__TO BE DONE__:
Find each line holding "digestive" and copy it out.

────────

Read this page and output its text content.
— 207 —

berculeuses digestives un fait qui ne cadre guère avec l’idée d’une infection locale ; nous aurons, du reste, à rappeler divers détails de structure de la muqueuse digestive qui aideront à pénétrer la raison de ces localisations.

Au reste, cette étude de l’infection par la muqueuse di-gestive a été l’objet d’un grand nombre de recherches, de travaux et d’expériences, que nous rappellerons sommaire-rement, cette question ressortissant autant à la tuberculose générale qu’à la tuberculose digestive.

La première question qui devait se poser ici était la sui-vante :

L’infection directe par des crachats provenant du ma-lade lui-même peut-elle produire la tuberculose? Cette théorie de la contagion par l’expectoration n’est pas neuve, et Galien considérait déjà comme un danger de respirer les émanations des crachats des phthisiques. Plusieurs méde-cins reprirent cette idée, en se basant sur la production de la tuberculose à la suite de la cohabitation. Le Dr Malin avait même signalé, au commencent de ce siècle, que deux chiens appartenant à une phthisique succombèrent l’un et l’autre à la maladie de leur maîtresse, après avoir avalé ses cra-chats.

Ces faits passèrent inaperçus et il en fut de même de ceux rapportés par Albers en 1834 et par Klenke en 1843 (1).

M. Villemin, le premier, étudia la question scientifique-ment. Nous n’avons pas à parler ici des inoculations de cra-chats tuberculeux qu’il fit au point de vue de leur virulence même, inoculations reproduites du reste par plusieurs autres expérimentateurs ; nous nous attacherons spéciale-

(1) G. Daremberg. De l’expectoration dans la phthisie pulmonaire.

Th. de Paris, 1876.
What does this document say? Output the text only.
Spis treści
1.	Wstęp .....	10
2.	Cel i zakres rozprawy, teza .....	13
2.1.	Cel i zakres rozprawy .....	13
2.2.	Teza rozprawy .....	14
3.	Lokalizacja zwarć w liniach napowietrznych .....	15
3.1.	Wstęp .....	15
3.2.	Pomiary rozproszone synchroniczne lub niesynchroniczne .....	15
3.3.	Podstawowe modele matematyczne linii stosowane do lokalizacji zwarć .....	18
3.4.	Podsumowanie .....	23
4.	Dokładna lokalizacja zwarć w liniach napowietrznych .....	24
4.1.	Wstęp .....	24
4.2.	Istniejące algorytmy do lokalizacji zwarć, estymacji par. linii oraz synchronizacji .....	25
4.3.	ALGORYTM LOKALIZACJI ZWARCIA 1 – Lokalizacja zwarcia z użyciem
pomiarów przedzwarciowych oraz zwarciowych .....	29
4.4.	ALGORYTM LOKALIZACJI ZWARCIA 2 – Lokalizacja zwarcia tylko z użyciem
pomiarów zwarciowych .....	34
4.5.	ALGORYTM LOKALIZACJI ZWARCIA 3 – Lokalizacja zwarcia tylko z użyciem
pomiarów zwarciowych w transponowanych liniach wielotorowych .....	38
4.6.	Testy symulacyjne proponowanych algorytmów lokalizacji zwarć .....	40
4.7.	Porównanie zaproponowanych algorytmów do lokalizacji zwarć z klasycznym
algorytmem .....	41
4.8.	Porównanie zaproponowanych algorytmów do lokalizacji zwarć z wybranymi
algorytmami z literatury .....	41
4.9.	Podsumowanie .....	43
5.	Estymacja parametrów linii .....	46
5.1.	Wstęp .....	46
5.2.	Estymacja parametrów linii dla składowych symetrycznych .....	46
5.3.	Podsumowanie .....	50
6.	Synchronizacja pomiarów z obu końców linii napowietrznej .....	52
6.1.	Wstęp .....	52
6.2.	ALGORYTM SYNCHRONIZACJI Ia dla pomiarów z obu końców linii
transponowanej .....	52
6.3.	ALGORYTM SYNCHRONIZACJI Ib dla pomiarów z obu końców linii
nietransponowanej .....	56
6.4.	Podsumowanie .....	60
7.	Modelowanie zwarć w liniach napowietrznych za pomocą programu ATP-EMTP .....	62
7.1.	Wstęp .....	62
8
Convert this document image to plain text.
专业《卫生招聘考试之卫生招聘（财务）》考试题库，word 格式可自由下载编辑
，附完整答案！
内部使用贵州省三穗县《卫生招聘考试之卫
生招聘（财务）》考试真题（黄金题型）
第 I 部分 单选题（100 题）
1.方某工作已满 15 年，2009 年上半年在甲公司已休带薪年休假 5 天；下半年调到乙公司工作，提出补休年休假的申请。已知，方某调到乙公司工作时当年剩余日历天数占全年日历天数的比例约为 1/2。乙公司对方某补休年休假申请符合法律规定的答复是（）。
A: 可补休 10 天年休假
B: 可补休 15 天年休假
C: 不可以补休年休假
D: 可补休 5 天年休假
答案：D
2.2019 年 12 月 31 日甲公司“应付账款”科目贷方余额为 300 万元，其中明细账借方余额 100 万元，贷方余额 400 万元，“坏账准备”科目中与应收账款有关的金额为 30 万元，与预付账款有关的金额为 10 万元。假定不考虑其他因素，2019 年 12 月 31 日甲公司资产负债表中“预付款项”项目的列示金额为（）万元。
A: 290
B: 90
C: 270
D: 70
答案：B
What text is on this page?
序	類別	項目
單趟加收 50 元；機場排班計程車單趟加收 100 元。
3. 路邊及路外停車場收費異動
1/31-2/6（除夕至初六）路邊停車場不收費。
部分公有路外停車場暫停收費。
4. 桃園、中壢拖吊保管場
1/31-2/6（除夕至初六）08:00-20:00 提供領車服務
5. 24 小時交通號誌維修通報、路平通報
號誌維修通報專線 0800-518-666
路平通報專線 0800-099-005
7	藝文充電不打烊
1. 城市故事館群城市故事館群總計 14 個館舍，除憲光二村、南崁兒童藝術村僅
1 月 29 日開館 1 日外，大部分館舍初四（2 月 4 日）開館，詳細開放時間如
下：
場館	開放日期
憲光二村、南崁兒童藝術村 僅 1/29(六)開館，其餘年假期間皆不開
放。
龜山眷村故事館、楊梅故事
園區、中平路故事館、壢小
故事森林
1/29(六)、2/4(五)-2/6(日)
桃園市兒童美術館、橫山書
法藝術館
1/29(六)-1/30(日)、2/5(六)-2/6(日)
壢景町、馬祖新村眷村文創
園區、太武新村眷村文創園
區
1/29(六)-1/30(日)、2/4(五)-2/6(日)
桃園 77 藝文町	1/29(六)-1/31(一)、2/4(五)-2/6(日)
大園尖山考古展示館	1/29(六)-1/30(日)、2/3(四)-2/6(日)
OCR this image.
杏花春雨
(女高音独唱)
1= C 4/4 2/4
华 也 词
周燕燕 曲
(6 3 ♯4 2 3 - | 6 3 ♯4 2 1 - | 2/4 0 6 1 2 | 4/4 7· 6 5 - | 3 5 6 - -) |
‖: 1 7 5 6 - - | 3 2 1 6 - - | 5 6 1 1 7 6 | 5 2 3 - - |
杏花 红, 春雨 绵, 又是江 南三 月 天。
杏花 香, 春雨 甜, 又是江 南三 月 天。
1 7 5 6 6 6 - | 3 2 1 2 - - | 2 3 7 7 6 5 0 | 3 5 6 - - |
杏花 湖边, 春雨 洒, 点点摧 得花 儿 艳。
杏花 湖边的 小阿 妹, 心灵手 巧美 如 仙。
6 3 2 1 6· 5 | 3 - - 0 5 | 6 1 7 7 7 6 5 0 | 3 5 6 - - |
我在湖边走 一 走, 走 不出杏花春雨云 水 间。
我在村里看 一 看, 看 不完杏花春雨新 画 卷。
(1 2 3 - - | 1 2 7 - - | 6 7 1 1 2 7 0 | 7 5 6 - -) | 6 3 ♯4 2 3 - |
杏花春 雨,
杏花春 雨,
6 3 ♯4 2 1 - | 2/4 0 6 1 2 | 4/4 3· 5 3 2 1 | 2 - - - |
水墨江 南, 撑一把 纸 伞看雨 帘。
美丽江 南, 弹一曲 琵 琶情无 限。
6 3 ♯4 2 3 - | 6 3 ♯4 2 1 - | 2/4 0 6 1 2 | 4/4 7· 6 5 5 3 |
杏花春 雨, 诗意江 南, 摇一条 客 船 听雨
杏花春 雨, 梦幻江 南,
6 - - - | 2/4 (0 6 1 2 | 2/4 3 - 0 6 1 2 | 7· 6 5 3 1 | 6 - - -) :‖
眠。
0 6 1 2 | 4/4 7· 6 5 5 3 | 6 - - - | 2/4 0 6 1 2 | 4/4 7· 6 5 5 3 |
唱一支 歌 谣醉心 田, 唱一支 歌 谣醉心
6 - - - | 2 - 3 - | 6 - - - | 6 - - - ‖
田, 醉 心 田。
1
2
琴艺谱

────────

__COMPLETE ANSWER__:
berculeuses digestives un fait qui ne cadre guère avec l’idée d’une infection locale ; nous aurons, du reste, à rappeler divers détails de structure de la muqueuse digestive qui aideront à pénétrer la raison de ces localisations.
Au reste, cette étude de l’infection par la muqueuse di-gestive a été l’objet d’un grand nombre de recherches, de travaux et d’expériences, que nous rappellerons sommaire-rement, cette question ressortissant autant à la tuberculose générale qu’à la tuberculose digestive.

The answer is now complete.